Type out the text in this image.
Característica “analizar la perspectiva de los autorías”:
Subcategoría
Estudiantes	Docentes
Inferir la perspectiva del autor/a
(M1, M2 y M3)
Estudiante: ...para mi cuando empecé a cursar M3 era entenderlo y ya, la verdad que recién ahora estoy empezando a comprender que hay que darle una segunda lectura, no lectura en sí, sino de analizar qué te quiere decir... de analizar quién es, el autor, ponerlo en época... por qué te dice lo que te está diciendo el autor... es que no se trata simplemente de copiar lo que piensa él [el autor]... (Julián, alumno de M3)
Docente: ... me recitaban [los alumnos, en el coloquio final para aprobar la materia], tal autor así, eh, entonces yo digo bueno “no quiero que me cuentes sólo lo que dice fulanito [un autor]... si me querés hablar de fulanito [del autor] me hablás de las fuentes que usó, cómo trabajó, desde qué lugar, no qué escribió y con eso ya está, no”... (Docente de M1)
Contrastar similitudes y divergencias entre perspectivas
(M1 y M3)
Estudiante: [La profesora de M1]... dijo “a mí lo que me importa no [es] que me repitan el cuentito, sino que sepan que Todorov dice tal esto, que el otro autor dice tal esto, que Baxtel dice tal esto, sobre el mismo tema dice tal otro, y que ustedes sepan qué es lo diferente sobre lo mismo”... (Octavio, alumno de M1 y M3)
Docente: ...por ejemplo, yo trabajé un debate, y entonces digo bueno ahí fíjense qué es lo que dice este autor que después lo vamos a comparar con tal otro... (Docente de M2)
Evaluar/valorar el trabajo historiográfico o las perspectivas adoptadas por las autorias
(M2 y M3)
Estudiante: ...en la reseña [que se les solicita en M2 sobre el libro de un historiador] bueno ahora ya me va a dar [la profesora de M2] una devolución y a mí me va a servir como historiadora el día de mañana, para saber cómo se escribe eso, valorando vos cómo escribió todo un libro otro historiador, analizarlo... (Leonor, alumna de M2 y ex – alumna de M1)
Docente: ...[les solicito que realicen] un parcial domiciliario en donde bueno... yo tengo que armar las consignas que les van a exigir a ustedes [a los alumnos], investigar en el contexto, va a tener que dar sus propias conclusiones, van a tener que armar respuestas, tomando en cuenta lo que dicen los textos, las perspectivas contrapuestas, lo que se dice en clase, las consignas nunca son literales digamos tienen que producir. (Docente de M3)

================================

THE PROBLEM: Output the entries exactly.

RESPONSE TO THE TASK:
Type out the text in this image.
Característica “analizar la perspectiva de los autorías”:
Subcategoría
Estudiantes	Docentes
Inferir la perspectiva del autor/a
(M1, M2 y M3)
Estudiante: ...para mi cuando empecé a cursar M3 era entenderlo y ya, la verdad que recién ahora estoy empezando a comprender que hay que darle una segunda lectura, no lectura en sí, sino de analizar qué te quiere decir... de analizar quién es, el autor, ponerlo en época... por qué te dice lo que te está diciendo el autor... es que no se trata simplemente de copiar lo que piensa él [el autor]... (Julián, alumno de M3)
Docente: ... me recitaban [los alumnos, en el coloquio final para aprobar la materia], tal autor así, eh, entonces yo digo bueno “no quiero que me cuentes sólo lo que dice fulanito [un autor]... si me querés hablar de fulanito [del autor] me hablás de las fuentes que usó, cómo trabajó, desde qué lugar, no qué escribió y con eso ya está, no”... (Docente de M1)
Contrastar similitudes y divergencias entre perspectivas
(M1 y M3)
Estudiante: [La profesora de M1]... dijo “a mí lo que me importa no [es] que me repitan el cuentito, sino que sepan que Todorov dice tal esto, que el otro autor dice tal esto, que Baxtel dice tal esto, sobre el mismo tema dice tal otro, y que ustedes sepan qué es lo diferente sobre lo mismo”... (Octavio, alumno de M1 y M3)
Docente: ...por ejemplo, yo trabajé un debate, y entonces digo bueno ahí fíjense qué es lo que dice este autor que después lo vamos a comparar con tal otro... (Docente de M2)
Evaluar/valorar el trabajo historiográfico o las perspectivas adoptadas por las autorias
(M2 y M3)
Estudiante: ...en la reseña [que se les solicita en M2 sobre el libro de un historiador] bueno ahora ya me va a dar [la profesora de M2] una devolución y a mí me va a servir como historiadora el día de mañana, para saber cómo se escribe eso, valorando vos cómo escribió todo un libro otro historiador, analizarlo... (Leonor, alumna de M2 y ex – alumna de M1)
Docente: ...[les solicito que realicen] un parcial domiciliario en donde bueno... yo tengo que armar las consignas que les van a exigir a ustedes [a los alumnos], investigar en el contexto, va a tener que dar sus propias conclusiones, van a tener que armar respuestas, tomando en cuenta lo que dicen los textos, las perspectivas contrapuestas, lo que se dice en clase, las consignas nunca son literales digamos tienen que producir. (Docente de M3)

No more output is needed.